— QUOTED PASSAGE —
========================================================================

Finding value with your sleepers is the most important part of draft day. This is the best way to gain an advantage over your opponents and hit the ground running when Opening Day comes. One of my sleepers from last season that I got right was Jose Ramirez, who had a slash line of .318/.374/.583 to go along with 107 runs, 29 home runs, 83 RBIs, and 17 stolen bases. I drafted him in the 13th round, and he gave 2nd round value. One sleeper that I was very wrong about was Tyler Glasnow, who went 2-7 with a 7.69 ERA and 56 strikeouts in 62 innings last season. I drafted him in the 19th round, and he was easily droppable. Not all of your preseason sleepers will pan out, but if you can get a few that do, you’ll be set, and if you find one that drastically outperforms his draft position like Aaron Judge, you’ll have a huge advantage.

Our 2018 Sleepers:

Name C 1B 2B SS 3B OF SP RP
Erik McKeen
Francisco Mejia  (CLE)
Matt  Olson (OAK)
Scooter Gennett (CIN)
Paul DeJong (STL)
Rafael Devers (BOS)
Tommy Pham  (STL)
Jacob Faria (TB)
Blake Treinen (OAK)
Anthony Brown
James McCann (DET)
Greg Bird (NYY)
Cesar Hernandez (PHI)
Paul DeJong (STL)
Yangervis Solarte (TOR)
Ender Inciarte (ATL)
Trevor Williams (PIT)
Felipe Rivero (PIT)
Griffin Murphy
Alex Avila   (ARI)
Justin Bour (MIA)
Matt Carpenter (STL)
Marcus Semien (OAK)
Marwin Gonzalez (HOU)
Steven Souza    (TB)
Jeff Samardzija (SF)
Sean Doolittle (WAS)


Erik’s Top 3 sleepers:

1. Matt Olson (1B – OAK):

Matt Olson took the league by storm last year. Well… kind of; he only played the last 59 games of the season. He is not a household name yet but he will be at some point this season. Last year he had a slash line of .259/.352/.651, 33 runs, 24 home runs, and 45 RBIs in 59 games en route to an fWAR of 2.0 and 4th place in AL Rookie of the Year voting. These counting statistics extrapolated over 150 games amounts to 83 runs, 61 home runs, 114 RBIs, and a 5.0 fWAR. I certainly don’t think he’ll hit 61 home runs, but I also don’t think it’s outside the realm of possibility. I project him to have 85 runs, 35 home runs, 95 RBIs. I don’t expect his average to be great this season considering his .238 BABIP last season, but according to early ADP data, he is being drafted 132nd overall (18th among first basemen). I think he has a chance to be a top 10 first baseman, and at that price tag, it is very good value.

========================================================================

— PROBLEMS AND TASKS —
**1)** In the sleepers article, change "PIT" to "Pittsburgh" throughout the part that opens with the words containing "Jacob Faria (TB)" and closes with "Justin Bour (MIA)", and write that part out again.
**2)** Condense the paragraph of the sleepers article that begins "Finding value with your sleepers" into a short bulleted list that keeps its main facts.
**3)** According to the sleepers article, where was Matt Olson being drafted in early ADP data?
The data that comes next is from a different source than the sleepers article.

========================================================================

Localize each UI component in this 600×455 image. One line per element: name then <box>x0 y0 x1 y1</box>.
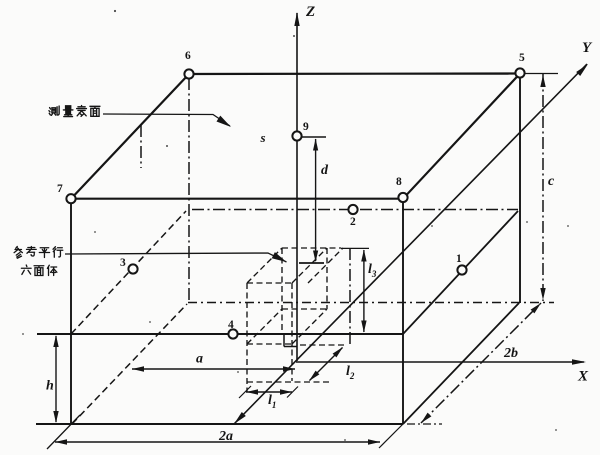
svg-text:8: 8 <box>396 176 402 188</box>
svg-text:4: 4 <box>228 319 234 331</box>
svg-text:Z: Z <box>305 4 315 20</box>
svg-text:l2: l2 <box>346 364 355 381</box>
svg-text:7: 7 <box>57 183 63 195</box>
svg-text:9: 9 <box>303 121 309 133</box>
svg-text:l3: l3 <box>368 262 377 279</box>
svg-text:3: 3 <box>120 257 126 269</box>
svg-text:c: c <box>548 174 555 189</box>
svg-text:1: 1 <box>456 253 462 265</box>
svg-text:6: 6 <box>185 50 191 62</box>
svg-text:X: X <box>577 369 589 385</box>
svg-text:h: h <box>46 379 54 394</box>
svg-text:2a: 2a <box>218 429 233 444</box>
svg-text:5: 5 <box>519 52 525 64</box>
svg-text:s: s <box>260 130 266 145</box>
svg-text:2: 2 <box>350 216 356 228</box>
svg-text:d: d <box>321 163 329 178</box>
svg-text:Y: Y <box>582 40 593 56</box>
svg-text:l1: l1 <box>268 393 276 410</box>
svg-text:a: a <box>196 352 203 367</box>
svg-text:2b: 2b <box>503 346 518 361</box>
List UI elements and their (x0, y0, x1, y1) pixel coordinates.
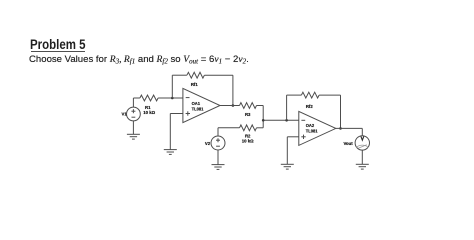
svg-text:TL081: TL081 (192, 107, 205, 112)
svg-text:Rf2: Rf2 (306, 104, 314, 109)
svg-text:R3: R3 (245, 112, 251, 117)
svg-text:Vout: Vout (343, 141, 353, 146)
svg-text:OA2: OA2 (306, 123, 315, 128)
svg-text:OA1: OA1 (192, 101, 201, 106)
svg-text:V2: V2 (205, 141, 211, 146)
svg-text:10 kΩ: 10 kΩ (242, 139, 254, 144)
svg-text:10 kΩ: 10 kΩ (143, 110, 155, 115)
svg-text:Rf1: Rf1 (191, 82, 199, 87)
svg-text:V1: V1 (122, 112, 128, 117)
svg-text:TL081: TL081 (306, 128, 319, 133)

========================================================================

— ANSWERS —
**1)**
Jacob Faria (TB)
Blake Treinen (OAK)
Anthony Brown
James McCann (DET)
Greg Bird (NYY)
Cesar Hernandez (PHI)
Paul DeJong (STL)
Yangervis Solarte (TOR)
Ender Inciarte (ATL)
Trevor Williams (Pittsburgh)
Felipe Rivero (Pittsburgh)
Griffin Murphy
Alex Avila   (ARI)
Justin Bour (MIA)

**2)**
- Finding value with sleepers is the most important part of draft day and gives an edge over opponents.
- Hit from last season: Jose Ramirez, drafted in the 13th round, hit .318/.374/.583 with 107 runs, 29 home runs, 83 RBIs and 17 stolen bases, giving 2nd-round value.
- Miss from last season: Tyler Glasnow, drafted in the 19th round, went 2-7 with a 7.69 ERA and 56 strikeouts in 62 innings and was easily droppable.
- Not every sleeper pans out, but a few successes set you up. One that far outperforms his draft position, like Aaron Judge, gives a huge advantage.

**3)** 132nd overall, 18th among first basemen.